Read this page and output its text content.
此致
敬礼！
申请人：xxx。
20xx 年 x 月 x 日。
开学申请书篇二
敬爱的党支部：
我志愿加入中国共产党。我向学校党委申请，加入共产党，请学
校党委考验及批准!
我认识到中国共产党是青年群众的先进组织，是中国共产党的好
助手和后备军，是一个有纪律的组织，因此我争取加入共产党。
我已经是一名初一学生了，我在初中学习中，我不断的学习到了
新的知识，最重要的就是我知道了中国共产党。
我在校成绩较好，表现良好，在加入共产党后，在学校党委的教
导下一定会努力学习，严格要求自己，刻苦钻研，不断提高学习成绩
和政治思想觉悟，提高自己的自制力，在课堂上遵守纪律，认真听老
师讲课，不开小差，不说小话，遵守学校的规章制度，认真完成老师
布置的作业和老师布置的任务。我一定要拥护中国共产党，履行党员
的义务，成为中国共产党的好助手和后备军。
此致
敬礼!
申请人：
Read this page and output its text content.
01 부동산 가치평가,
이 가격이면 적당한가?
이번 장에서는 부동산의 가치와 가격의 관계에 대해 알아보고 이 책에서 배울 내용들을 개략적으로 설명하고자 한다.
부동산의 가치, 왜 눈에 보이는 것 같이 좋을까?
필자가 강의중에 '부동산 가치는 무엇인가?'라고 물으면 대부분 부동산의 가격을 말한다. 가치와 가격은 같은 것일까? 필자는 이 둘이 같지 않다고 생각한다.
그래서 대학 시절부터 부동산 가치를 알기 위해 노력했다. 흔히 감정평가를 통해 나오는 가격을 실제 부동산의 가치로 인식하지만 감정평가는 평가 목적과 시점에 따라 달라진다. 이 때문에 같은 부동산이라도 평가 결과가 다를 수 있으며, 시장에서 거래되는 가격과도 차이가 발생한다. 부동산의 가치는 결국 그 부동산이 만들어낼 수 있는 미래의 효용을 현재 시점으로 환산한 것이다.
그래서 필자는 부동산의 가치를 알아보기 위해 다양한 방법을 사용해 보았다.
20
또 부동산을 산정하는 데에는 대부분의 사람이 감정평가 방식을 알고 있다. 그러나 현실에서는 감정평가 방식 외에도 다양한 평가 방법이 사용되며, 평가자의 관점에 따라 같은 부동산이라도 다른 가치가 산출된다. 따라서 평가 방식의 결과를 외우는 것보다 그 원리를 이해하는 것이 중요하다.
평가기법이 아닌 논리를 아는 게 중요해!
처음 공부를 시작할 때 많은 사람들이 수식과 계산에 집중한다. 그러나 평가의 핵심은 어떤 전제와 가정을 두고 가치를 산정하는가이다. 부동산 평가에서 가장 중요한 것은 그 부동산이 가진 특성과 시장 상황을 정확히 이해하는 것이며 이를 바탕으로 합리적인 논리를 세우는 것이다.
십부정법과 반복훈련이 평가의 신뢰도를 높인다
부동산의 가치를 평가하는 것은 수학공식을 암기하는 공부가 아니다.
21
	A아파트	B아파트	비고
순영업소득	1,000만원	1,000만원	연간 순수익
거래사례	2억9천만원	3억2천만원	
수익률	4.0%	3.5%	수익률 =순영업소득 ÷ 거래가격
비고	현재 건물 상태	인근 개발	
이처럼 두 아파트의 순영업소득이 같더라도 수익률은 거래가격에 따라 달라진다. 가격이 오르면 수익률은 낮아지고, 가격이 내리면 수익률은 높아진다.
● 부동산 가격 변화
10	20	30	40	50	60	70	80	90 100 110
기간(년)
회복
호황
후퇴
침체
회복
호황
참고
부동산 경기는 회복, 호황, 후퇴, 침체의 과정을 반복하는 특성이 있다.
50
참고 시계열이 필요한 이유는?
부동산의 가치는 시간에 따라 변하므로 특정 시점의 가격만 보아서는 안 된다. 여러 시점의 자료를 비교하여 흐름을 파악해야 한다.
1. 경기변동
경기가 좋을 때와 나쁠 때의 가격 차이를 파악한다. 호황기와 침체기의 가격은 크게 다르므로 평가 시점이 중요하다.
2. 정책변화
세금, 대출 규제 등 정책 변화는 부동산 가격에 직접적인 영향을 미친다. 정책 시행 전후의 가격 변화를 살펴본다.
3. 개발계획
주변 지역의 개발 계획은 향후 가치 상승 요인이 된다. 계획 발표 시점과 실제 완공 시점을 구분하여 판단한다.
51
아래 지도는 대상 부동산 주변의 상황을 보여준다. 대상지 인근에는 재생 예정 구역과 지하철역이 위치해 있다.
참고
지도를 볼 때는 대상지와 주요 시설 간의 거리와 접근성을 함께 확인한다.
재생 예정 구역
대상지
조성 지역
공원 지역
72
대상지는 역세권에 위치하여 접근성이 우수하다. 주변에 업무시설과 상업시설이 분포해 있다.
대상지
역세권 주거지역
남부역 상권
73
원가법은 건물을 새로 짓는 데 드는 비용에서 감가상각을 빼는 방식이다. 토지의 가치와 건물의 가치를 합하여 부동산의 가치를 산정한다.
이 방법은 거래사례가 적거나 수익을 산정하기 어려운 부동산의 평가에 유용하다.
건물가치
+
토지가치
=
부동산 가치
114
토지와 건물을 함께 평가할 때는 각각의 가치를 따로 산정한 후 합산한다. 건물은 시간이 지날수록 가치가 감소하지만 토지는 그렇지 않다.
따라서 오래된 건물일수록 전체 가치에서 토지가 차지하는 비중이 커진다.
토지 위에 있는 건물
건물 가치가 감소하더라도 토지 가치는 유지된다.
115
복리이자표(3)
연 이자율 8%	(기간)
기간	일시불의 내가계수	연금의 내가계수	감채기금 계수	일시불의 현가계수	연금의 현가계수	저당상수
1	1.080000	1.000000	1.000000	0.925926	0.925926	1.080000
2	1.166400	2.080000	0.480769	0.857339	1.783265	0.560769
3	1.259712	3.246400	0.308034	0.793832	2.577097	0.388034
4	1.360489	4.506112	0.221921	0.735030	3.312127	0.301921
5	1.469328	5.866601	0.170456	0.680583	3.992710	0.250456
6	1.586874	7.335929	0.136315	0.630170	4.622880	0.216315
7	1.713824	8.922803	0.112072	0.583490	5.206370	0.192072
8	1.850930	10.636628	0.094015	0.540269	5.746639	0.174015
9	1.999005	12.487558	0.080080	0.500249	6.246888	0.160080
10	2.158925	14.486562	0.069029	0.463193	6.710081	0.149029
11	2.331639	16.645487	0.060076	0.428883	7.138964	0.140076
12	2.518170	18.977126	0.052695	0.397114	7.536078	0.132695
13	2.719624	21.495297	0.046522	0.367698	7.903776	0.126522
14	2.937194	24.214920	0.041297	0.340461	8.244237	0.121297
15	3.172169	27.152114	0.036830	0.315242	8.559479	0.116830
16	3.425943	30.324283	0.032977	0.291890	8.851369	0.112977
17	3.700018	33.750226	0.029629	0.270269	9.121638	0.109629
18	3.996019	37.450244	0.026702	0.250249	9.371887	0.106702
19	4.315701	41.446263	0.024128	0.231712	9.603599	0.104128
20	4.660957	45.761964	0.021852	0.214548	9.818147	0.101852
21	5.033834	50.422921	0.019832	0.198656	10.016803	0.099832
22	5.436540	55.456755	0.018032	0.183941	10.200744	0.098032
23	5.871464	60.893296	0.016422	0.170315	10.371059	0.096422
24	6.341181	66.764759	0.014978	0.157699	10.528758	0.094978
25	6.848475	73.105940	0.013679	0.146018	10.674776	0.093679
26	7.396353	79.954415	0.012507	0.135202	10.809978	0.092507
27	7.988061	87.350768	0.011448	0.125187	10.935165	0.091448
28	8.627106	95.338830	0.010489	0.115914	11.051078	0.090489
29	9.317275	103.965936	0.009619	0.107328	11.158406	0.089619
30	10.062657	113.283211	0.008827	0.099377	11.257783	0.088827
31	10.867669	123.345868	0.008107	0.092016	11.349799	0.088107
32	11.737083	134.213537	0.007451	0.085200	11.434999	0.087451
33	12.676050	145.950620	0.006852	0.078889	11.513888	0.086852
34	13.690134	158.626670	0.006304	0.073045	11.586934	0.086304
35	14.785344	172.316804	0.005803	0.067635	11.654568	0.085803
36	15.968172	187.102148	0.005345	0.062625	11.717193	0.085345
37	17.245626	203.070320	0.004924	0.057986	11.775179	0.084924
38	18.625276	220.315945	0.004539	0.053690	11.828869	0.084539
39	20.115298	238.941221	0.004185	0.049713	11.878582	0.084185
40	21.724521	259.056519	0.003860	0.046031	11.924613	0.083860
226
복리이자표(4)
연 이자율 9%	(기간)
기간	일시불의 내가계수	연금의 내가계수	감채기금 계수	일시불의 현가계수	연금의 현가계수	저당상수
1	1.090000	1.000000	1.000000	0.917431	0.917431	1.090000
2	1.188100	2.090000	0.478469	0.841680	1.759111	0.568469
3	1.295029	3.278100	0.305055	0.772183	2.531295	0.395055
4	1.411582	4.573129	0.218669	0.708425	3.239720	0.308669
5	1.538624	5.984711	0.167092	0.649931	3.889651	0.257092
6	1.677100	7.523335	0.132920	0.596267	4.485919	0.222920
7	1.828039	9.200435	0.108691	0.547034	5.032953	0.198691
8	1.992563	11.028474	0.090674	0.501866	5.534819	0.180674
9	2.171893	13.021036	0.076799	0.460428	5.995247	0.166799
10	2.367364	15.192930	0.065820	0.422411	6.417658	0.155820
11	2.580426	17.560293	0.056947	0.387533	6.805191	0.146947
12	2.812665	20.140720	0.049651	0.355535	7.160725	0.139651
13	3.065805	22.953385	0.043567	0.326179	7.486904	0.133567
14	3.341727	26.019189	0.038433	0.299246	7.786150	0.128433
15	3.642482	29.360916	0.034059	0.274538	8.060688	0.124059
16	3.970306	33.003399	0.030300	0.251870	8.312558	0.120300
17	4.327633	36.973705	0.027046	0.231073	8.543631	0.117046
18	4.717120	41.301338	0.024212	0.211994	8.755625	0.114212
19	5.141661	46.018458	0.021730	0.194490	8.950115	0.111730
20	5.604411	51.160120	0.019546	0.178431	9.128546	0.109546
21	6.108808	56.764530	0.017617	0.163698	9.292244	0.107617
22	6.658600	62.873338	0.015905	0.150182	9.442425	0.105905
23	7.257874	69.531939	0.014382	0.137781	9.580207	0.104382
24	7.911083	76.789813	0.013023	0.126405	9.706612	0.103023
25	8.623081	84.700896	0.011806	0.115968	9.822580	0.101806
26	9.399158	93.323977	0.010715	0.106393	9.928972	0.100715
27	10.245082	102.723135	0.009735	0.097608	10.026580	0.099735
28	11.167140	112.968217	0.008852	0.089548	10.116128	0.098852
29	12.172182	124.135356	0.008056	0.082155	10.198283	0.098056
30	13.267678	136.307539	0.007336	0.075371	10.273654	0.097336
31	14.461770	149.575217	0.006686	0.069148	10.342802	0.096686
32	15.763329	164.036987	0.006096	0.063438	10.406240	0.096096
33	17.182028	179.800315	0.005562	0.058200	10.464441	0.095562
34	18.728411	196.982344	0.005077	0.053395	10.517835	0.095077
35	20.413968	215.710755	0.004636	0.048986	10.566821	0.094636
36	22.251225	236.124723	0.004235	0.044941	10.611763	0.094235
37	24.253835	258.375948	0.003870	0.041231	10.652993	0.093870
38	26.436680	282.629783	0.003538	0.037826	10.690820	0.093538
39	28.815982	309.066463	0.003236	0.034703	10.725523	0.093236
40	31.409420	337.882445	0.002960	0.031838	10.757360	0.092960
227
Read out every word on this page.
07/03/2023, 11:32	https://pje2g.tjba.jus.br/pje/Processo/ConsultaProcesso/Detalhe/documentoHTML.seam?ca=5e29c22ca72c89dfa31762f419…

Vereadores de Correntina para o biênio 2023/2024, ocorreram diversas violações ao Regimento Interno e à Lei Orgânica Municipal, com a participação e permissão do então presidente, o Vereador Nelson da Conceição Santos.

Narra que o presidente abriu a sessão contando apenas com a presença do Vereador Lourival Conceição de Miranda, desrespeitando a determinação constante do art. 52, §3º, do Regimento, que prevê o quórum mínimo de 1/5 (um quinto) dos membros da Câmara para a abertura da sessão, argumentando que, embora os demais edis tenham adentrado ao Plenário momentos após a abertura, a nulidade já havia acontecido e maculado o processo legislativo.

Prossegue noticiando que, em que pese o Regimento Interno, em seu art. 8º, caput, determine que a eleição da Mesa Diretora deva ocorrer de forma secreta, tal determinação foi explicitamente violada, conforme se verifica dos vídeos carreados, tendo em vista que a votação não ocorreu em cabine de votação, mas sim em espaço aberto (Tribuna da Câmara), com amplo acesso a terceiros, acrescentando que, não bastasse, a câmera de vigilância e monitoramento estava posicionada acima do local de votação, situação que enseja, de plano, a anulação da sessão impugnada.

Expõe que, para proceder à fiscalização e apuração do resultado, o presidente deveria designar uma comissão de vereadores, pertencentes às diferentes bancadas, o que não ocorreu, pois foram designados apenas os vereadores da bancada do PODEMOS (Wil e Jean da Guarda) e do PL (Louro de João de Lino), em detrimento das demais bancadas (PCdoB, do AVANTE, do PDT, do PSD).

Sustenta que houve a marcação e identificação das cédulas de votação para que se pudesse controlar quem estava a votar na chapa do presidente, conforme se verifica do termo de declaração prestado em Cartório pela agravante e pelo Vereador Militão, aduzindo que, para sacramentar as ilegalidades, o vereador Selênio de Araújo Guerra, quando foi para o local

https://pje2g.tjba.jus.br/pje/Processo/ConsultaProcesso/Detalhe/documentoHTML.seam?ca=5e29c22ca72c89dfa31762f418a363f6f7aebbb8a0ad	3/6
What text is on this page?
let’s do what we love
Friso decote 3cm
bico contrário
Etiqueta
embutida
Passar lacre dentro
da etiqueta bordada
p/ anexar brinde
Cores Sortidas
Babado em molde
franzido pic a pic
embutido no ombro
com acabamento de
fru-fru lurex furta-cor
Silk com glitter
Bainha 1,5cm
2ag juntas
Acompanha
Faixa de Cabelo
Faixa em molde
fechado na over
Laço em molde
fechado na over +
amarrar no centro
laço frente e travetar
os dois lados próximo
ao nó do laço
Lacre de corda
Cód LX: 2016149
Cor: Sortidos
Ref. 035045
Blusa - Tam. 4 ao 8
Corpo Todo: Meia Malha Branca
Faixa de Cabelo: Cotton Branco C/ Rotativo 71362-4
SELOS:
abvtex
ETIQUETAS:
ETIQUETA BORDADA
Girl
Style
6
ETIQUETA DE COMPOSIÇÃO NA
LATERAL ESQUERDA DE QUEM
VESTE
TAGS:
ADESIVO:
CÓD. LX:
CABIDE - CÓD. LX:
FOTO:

■ Problem to work on
Report the number of lines above containing the word "molde", with no other text.

■ Correct result
3